What you will do → Gather up every line from the entries below that uses the word "нули".

=== The data ===

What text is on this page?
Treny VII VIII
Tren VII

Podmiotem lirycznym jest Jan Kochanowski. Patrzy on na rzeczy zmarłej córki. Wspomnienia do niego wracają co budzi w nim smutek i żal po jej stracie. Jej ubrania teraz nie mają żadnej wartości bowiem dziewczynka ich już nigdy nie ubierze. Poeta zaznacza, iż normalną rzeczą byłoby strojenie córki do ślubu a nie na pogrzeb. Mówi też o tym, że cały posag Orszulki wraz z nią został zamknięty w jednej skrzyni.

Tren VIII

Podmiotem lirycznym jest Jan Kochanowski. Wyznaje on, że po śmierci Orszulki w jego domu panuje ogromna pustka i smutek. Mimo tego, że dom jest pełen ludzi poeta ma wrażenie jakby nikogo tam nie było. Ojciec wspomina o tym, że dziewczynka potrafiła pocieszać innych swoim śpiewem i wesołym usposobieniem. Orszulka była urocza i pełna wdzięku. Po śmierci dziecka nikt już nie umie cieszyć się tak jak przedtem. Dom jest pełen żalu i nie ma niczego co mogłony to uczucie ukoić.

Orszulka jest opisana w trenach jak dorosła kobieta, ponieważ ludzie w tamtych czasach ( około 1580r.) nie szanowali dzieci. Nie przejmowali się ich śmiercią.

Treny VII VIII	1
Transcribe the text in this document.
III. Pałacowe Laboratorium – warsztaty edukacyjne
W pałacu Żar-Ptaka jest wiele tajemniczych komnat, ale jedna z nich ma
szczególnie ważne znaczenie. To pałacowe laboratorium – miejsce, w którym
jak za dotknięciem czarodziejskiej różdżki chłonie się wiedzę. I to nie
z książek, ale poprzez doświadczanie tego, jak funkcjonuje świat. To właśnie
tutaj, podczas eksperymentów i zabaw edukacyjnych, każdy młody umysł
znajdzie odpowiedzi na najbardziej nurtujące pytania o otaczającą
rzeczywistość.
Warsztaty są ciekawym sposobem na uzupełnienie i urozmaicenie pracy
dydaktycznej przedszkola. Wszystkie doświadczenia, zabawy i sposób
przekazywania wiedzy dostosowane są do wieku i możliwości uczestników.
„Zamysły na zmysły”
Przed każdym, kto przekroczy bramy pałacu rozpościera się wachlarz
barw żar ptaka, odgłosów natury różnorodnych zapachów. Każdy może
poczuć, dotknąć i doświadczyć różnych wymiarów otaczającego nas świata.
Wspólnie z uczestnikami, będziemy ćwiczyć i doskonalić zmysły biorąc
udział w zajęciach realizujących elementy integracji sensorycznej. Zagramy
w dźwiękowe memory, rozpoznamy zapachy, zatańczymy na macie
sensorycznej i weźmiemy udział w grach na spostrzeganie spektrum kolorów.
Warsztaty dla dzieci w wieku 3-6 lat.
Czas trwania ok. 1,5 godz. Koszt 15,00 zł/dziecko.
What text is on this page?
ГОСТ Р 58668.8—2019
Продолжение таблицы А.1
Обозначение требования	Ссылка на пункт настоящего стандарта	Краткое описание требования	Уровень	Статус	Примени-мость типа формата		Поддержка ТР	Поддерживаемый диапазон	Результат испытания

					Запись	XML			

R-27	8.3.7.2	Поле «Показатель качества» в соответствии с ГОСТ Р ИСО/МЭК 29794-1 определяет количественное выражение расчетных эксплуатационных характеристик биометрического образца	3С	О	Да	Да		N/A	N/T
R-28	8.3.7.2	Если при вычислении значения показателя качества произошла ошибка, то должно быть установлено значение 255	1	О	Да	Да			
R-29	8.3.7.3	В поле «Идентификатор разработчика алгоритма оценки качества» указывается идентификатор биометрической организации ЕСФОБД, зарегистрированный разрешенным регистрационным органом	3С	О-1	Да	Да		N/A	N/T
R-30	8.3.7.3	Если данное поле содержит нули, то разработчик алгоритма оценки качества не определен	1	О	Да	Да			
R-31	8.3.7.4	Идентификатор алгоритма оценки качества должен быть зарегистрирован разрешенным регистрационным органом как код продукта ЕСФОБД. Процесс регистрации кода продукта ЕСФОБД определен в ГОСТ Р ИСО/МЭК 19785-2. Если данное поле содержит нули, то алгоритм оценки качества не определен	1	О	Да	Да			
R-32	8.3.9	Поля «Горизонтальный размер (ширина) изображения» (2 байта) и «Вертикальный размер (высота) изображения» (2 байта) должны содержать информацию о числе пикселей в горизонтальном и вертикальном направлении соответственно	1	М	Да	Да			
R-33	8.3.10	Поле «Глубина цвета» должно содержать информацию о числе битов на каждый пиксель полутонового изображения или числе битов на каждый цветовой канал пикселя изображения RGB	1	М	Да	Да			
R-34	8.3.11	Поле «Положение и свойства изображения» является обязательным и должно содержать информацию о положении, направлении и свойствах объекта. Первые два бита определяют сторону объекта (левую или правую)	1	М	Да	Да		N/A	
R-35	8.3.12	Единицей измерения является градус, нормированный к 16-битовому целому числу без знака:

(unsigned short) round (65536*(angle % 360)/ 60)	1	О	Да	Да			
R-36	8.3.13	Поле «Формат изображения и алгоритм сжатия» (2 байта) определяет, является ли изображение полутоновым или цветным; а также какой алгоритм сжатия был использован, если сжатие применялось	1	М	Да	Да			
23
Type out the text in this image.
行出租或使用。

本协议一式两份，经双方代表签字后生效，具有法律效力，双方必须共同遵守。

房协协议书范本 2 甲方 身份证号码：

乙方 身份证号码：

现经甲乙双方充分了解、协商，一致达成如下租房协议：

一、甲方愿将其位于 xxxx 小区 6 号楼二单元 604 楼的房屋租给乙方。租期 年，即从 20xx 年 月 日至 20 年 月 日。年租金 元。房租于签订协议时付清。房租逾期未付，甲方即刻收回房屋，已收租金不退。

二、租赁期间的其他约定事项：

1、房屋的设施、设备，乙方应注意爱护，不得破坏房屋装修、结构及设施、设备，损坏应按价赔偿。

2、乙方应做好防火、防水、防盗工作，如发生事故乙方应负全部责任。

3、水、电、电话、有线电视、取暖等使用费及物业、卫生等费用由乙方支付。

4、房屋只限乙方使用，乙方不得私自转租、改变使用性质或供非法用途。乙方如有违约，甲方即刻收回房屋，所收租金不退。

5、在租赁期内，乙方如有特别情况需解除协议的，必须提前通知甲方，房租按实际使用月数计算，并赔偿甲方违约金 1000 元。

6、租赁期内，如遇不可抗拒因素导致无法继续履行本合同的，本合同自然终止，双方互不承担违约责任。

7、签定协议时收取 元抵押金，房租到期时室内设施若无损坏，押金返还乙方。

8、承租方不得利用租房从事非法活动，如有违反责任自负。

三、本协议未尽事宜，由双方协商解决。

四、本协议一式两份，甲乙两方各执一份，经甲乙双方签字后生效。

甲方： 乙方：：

===

Problem solution →
R-30	8.3.7.3	Если данное поле содержит нули, то разработчик алгоритма оценки качества не определен	1	О	Да	Да			
R-31	8.3.7.4	Идентификатор алгоритма оценки качества должен быть зарегистрирован разрешенным регистрационным органом как код продукта ЕСФОБД. Процесс регистрации кода продукта ЕСФОБД определен в ГОСТ Р ИСО/МЭК 19785-2. Если данное поле содержит нули, то алгоритм оценки качества не определен	1	О	Да	Да			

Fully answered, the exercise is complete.